#### Exercise instructions:
Check each line of the material. Copy those containing "text".

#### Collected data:
+ + + + + + +

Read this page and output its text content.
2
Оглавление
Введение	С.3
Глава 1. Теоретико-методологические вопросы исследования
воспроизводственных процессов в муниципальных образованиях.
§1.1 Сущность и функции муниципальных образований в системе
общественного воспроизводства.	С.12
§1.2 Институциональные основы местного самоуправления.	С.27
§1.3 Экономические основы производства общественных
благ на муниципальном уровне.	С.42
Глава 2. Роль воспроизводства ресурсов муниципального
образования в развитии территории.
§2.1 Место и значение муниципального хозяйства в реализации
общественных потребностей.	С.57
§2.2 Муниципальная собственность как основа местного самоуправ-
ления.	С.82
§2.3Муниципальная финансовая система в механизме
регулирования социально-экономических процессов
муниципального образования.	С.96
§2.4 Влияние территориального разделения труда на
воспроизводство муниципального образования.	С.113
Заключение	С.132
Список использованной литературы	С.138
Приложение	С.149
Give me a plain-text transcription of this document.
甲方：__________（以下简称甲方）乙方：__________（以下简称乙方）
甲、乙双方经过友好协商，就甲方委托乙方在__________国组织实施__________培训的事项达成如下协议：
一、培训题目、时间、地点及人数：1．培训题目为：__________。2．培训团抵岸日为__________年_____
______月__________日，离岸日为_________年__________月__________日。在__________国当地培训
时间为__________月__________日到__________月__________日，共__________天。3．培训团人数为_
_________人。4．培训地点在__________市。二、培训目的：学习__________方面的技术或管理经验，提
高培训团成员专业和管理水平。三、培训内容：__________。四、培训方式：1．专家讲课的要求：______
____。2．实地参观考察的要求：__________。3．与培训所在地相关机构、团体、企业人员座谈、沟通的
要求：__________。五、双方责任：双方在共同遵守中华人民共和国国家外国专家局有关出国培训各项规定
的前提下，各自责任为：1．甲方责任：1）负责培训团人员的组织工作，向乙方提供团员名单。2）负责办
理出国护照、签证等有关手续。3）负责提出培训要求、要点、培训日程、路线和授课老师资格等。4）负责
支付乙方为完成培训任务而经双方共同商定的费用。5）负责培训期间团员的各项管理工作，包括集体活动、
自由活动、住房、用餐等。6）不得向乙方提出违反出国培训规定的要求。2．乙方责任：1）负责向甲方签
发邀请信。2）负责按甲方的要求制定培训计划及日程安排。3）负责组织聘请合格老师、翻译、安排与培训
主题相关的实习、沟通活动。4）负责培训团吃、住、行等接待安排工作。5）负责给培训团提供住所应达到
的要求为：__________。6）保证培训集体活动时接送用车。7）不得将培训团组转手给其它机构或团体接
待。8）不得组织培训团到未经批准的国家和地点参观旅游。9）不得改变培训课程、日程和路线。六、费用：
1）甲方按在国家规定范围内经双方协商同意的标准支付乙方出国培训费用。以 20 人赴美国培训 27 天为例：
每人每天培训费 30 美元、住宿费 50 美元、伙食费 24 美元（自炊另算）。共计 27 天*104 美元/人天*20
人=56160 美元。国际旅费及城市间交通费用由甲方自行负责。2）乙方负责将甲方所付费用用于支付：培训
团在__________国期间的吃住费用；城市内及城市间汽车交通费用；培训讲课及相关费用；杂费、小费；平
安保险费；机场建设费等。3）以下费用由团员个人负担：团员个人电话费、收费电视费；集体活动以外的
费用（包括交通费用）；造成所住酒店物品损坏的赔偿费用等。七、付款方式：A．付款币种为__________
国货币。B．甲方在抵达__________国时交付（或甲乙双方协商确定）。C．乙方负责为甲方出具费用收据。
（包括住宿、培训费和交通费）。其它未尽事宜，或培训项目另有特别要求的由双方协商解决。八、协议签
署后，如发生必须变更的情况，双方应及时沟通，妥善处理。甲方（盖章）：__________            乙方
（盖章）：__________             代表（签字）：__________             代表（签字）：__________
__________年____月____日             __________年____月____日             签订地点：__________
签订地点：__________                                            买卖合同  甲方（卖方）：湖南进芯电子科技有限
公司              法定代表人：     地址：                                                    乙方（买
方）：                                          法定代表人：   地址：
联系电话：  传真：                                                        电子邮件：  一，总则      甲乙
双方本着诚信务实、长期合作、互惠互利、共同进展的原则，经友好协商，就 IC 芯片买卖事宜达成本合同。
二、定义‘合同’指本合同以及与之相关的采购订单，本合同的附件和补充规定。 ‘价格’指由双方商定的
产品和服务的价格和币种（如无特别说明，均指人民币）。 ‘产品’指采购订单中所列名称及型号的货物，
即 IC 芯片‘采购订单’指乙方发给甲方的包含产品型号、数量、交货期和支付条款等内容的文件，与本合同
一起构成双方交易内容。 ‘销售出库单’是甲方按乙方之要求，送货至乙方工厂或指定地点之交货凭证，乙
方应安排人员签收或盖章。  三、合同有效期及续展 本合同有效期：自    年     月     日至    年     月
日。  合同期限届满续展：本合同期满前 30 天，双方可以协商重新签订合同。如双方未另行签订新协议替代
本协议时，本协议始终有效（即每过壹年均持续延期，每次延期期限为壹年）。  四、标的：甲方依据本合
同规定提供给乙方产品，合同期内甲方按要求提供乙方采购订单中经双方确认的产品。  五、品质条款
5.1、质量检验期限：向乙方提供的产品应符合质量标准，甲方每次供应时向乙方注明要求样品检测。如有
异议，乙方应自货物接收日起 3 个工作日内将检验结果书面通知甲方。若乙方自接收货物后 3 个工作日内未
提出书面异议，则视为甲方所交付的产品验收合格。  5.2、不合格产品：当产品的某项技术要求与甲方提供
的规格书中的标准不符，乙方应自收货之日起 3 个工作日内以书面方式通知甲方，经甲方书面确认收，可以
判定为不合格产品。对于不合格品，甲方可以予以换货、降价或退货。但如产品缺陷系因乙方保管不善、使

+ + + + + + +

#### Reply to the task:
Read this page and output its text content.
Give me a plain-text transcription of this document.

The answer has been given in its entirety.